#### [EXERCISE INPUTS]
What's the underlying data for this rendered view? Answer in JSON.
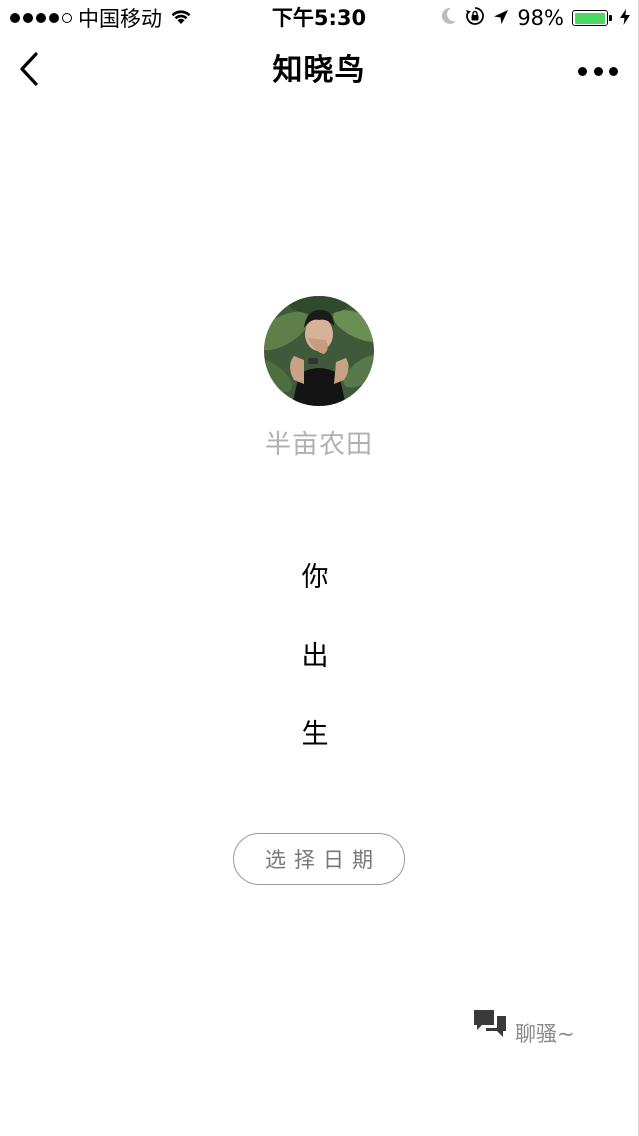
{
  "status_bar": {
    "carrier": "中国移动",
    "time": "下午5:30",
    "battery": "98%",
    "battery_level": 0.98,
    "signal_bars_filled": 4,
    "signal_bars_total": 5
  },
  "nav": {
    "title": "知晓鸟"
  },
  "profile": {
    "name": "半亩农田"
  },
  "prompt": {
    "line1": "你",
    "line2": "出",
    "line3": "生"
  },
  "actions": {
    "select_date": "选择日期",
    "chat": "聊骚~"
  },
  "colors": {
    "battery_fill": "#4cd964",
    "name_text": "#b0b0b0",
    "button_border": "#9a9a9a"
  }
}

#### [DO THIS]
Write every entry out again exactly, dropping the pictures.

#### [THE SOLUTION]
What's the underlying data for this rendered view? Answer in JSON.
{
  "status_bar": {
    "carrier": "中国移动",
    "time": "下午5:30",
    "battery": "98%",
    "battery_level": 0.98,
    "signal_bars_filled": 4,
    "signal_bars_total": 5
  },
  "nav": {
    "title": "知晓鸟"
  },
  "profile": {
    "name": "半亩农田"
  },
  "prompt": {
    "line1": "你",
    "line2": "出",
    "line3": "生"
  },
  "actions": {
    "select_date": "选择日期",
    "chat": "聊骚~"
  },
  "colors": {
    "battery_fill": "#4cd964",
    "name_text": "#b0b0b0",
    "button_border": "#9a9a9a"
  }
}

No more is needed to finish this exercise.